== Task objective ==
Print each line exactly as it is given.

_ _ _ _ _ _ _

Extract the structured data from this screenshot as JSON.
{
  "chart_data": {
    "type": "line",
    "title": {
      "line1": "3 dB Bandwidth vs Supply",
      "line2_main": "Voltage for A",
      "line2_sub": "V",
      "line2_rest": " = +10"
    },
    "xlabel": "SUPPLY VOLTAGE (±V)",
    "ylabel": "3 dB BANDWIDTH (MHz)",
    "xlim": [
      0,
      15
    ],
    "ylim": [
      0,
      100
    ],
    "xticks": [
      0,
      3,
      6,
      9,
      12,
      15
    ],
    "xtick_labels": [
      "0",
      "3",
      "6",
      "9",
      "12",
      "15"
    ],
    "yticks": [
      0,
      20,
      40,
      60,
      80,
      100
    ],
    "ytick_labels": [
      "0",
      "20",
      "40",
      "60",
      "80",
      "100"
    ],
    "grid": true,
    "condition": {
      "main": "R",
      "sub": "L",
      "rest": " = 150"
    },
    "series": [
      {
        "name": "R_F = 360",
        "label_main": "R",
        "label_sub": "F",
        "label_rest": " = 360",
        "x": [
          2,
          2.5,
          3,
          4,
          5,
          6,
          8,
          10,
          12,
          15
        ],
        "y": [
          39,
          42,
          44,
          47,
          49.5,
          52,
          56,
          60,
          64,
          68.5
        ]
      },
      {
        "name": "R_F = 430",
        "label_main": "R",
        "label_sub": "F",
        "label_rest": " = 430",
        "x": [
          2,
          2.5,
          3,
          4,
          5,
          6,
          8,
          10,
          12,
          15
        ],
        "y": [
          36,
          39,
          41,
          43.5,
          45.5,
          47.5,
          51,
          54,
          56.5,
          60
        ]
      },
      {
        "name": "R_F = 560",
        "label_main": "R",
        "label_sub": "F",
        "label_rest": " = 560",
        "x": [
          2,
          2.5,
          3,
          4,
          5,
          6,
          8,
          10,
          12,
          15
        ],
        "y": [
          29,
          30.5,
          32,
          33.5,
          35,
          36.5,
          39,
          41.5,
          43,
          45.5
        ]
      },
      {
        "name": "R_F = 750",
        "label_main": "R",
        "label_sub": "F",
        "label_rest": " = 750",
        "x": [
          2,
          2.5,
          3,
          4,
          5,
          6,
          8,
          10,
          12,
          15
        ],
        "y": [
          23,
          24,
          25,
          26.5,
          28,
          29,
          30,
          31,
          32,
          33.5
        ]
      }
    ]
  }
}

_ _ _ _ _ _ _

== Result of the task ==
Extract the structured data from this screenshot as JSON.
{
  "chart_data": {
    "type": "line",
    "title": {
      "line1": "3 dB Bandwidth vs Supply",
      "line2_main": "Voltage for A",
      "line2_sub": "V",
      "line2_rest": " = +10"
    },
    "xlabel": "SUPPLY VOLTAGE (±V)",
    "ylabel": "3 dB BANDWIDTH (MHz)",
    "xlim": [
      0,
      15
    ],
    "ylim": [
      0,
      100
    ],
    "xticks": [
      0,
      3,
      6,
      9,
      12,
      15
    ],
    "xtick_labels": [
      "0",
      "3",
      "6",
      "9",
      "12",
      "15"
    ],
    "yticks": [
      0,
      20,
      40,
      60,
      80,
      100
    ],
    "ytick_labels": [
      "0",
      "20",
      "40",
      "60",
      "80",
      "100"
    ],
    "grid": true,
    "condition": {
      "main": "R",
      "sub": "L",
      "rest": " = 150"
    },
    "series": [
      {
        "name": "R_F = 360",
        "label_main": "R",
        "label_sub": "F",
        "label_rest": " = 360",
        "x": [
          2,
          2.5,
          3,
          4,
          5,
          6,
          8,
          10,
          12,
          15
        ],
        "y": [
          39,
          42,
          44,
          47,
          49.5,
          52,
          56,
          60,
          64,
          68.5
        ]
      },
      {
        "name": "R_F = 430",
        "label_main": "R",
        "label_sub": "F",
        "label_rest": " = 430",
        "x": [
          2,
          2.5,
          3,
          4,
          5,
          6,
          8,
          10,
          12,
          15
        ],
        "y": [
          36,
          39,
          41,
          43.5,
          45.5,
          47.5,
          51,
          54,
          56.5,
          60
        ]
      },
      {
        "name": "R_F = 560",
        "label_main": "R",
        "label_sub": "F",
        "label_rest": " = 560",
        "x": [
          2,
          2.5,
          3,
          4,
          5,
          6,
          8,
          10,
          12,
          15
        ],
        "y": [
          29,
          30.5,
          32,
          33.5,
          35,
          36.5,
          39,
          41.5,
          43,
          45.5
        ]
      },
      {
        "name": "R_F = 750",
        "label_main": "R",
        "label_sub": "F",
        "label_rest": " = 750",
        "x": [
          2,
          2.5,
          3,
          4,
          5,
          6,
          8,
          10,
          12,
          15
        ],
        "y": [
          23,
          24,
          25,
          26.5,
          28,
          29,
          30,
          31,
          32,
          33.5
        ]
      }
    ]
  }
}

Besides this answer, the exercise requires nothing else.